• [Work instructions]:
Lines that include the word "this" are the ones to copy.

Data entries:

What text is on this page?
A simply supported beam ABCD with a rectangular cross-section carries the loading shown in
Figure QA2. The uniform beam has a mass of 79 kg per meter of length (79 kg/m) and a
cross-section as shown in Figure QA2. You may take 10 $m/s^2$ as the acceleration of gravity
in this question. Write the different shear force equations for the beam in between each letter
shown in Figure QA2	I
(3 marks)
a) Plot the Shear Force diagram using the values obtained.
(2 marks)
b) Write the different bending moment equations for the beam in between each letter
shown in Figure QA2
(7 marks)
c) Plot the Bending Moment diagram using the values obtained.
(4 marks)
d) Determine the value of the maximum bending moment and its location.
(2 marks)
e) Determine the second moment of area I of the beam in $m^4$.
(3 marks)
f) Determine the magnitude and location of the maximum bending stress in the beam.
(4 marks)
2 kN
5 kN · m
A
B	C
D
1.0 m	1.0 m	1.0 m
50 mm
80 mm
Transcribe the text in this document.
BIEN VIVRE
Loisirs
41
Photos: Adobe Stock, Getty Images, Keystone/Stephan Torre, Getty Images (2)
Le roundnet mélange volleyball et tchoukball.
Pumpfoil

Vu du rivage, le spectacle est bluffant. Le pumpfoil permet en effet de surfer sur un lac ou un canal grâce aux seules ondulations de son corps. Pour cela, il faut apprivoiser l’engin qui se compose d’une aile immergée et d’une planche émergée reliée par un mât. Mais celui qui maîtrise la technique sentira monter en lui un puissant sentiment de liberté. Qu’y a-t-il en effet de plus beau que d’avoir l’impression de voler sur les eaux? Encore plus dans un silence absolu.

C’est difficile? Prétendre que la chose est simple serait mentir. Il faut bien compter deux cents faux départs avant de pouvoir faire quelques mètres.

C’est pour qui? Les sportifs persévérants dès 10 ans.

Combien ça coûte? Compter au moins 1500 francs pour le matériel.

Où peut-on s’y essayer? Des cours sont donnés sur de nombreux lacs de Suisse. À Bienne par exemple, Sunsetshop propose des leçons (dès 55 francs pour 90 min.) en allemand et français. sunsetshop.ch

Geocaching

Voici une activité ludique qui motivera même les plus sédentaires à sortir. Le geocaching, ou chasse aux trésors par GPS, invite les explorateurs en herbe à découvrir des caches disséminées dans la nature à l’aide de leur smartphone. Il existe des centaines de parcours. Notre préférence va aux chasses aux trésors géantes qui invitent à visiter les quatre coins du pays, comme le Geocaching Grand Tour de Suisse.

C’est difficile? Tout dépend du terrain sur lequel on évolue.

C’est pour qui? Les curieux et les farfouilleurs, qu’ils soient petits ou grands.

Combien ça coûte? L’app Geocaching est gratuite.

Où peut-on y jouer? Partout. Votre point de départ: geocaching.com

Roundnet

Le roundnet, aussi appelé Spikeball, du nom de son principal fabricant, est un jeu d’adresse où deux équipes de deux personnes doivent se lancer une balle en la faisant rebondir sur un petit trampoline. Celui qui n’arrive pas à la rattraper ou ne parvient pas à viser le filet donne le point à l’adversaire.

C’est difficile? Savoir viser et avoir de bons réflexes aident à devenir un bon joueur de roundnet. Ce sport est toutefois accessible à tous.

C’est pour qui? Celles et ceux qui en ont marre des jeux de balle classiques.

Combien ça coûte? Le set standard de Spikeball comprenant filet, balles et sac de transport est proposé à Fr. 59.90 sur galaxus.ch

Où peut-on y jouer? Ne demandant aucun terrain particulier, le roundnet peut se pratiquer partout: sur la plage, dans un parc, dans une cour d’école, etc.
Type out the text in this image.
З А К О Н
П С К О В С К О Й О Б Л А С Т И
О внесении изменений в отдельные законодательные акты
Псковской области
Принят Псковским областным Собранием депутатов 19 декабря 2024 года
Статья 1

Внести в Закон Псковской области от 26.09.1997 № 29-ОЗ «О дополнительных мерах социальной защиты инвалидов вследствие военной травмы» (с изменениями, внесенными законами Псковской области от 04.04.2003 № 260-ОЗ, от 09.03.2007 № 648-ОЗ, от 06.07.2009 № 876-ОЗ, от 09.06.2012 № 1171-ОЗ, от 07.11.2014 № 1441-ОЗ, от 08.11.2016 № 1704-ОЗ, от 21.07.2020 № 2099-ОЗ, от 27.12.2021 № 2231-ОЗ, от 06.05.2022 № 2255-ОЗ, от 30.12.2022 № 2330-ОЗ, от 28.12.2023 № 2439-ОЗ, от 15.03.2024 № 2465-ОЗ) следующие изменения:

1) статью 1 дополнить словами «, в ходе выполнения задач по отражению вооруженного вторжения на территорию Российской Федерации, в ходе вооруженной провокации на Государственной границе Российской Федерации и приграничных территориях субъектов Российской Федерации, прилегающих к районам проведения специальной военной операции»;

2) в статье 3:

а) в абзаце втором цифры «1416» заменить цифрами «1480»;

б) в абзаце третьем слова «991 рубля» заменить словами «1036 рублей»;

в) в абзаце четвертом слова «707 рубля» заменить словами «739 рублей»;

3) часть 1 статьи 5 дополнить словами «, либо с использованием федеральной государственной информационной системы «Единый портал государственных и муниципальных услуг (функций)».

• [Written response]:
What text is on this page?
in this question. Write the different shear force equations for the beam in between each letter
Transcribe the text in this document.
Type out the text in this image.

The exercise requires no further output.